GIVEN EXERCISE: Locate every line in the records below that holds the word "Parent" and return each one.

SUPPLIED RECORDS:

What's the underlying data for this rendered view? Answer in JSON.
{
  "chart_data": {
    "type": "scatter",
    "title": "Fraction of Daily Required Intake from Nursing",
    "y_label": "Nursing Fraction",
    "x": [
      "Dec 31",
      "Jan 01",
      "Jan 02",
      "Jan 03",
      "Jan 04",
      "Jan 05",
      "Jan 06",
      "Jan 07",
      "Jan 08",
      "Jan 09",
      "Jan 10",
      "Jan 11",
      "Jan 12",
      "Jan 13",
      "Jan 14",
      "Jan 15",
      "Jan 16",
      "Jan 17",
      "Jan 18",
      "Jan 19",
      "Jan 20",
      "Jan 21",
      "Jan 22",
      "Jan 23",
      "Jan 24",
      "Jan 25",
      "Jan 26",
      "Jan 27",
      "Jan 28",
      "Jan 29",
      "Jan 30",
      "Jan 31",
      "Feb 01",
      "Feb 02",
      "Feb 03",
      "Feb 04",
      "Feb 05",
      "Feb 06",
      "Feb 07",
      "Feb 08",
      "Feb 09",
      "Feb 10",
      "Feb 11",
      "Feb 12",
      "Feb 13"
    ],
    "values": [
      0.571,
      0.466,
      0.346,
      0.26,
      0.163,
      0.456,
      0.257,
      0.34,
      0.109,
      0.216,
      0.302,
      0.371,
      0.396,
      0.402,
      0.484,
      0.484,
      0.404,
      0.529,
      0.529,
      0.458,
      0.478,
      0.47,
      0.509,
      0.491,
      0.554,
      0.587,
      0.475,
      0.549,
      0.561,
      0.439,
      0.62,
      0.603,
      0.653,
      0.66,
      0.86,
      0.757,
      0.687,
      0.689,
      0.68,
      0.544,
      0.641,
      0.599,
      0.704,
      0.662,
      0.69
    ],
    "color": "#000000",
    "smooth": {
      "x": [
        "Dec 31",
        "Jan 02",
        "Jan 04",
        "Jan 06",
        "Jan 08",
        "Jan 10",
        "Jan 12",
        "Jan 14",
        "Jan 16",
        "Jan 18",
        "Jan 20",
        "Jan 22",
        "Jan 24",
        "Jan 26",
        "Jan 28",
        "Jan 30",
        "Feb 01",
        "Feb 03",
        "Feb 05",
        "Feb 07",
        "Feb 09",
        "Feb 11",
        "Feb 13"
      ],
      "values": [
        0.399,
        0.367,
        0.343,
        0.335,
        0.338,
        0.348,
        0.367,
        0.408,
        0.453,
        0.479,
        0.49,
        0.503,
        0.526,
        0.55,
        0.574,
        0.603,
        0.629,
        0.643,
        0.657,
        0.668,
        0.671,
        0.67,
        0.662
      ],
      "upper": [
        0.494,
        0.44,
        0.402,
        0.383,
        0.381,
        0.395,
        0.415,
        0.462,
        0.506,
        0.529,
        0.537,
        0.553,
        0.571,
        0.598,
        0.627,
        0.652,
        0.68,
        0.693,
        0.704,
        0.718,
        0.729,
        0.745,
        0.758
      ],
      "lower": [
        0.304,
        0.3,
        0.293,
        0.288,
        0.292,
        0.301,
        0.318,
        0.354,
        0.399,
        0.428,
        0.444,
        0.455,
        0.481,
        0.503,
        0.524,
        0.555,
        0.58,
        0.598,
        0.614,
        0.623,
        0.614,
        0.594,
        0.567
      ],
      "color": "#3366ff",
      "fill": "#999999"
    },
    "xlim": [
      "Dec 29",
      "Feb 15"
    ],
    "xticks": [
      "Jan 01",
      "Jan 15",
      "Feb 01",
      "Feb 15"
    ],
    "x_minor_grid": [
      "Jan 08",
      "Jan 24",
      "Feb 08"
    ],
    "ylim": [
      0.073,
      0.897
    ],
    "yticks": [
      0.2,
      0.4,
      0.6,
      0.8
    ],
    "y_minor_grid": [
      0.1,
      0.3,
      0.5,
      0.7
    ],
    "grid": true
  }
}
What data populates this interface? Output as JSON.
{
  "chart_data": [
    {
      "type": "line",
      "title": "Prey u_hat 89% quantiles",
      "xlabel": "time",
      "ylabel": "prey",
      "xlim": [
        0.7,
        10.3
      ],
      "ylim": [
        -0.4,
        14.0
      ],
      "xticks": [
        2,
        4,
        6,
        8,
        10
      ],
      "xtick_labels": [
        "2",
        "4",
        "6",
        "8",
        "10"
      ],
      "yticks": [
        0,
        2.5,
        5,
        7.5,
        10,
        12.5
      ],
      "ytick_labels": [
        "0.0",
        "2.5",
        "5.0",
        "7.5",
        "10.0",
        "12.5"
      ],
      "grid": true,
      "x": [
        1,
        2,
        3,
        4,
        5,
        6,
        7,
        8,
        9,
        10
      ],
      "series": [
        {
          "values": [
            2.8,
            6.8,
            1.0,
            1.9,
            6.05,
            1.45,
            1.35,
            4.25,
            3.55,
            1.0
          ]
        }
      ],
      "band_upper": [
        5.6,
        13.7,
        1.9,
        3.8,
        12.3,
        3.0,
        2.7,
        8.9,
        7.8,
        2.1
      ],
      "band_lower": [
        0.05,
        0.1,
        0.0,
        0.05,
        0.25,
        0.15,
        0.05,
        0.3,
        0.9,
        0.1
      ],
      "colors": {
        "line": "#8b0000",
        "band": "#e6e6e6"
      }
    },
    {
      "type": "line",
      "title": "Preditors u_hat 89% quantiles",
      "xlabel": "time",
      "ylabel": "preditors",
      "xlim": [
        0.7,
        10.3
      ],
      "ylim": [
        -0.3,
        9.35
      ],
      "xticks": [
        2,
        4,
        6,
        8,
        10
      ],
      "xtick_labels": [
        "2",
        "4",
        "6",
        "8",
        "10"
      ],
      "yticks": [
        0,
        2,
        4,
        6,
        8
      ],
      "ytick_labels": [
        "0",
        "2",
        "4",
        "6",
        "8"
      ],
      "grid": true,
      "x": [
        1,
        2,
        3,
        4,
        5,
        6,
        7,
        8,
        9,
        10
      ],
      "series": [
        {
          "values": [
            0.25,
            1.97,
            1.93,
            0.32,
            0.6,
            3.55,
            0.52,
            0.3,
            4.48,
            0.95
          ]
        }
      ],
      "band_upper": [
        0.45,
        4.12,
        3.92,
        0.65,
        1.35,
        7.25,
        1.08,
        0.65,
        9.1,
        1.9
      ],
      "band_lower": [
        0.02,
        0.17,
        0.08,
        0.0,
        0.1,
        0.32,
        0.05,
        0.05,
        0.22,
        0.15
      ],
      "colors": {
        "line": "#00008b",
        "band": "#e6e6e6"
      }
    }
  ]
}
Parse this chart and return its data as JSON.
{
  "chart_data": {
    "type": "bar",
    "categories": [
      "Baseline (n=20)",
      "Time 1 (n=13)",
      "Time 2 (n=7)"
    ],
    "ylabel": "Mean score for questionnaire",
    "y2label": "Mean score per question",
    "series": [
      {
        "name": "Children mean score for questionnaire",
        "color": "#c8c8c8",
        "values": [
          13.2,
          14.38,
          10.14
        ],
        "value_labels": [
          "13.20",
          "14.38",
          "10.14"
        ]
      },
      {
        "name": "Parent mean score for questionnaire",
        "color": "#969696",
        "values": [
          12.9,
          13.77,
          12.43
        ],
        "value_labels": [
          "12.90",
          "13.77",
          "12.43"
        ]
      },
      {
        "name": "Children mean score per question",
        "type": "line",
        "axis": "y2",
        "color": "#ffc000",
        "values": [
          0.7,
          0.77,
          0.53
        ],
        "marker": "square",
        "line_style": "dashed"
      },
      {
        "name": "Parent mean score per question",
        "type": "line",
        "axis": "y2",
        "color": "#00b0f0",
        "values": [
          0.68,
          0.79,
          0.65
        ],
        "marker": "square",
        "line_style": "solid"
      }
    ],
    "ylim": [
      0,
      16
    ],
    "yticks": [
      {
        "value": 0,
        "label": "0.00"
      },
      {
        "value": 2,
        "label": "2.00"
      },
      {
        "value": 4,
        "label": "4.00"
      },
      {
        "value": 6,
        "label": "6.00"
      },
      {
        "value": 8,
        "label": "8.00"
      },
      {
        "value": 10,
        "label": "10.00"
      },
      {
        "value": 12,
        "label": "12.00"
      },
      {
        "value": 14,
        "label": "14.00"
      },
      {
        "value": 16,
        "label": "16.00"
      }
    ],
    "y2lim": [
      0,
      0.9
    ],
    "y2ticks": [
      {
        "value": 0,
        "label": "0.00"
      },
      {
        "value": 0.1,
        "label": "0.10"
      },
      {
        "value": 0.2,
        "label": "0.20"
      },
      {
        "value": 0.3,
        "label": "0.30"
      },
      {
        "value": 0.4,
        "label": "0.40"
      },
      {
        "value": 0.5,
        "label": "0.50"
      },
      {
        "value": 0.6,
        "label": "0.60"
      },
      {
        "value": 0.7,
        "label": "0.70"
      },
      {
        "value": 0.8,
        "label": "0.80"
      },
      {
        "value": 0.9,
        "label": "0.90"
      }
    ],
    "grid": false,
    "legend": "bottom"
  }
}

SOLVED EXERCISE:
        "name": "Parent mean score for questionnaire",
        "name": "Parent mean score per question",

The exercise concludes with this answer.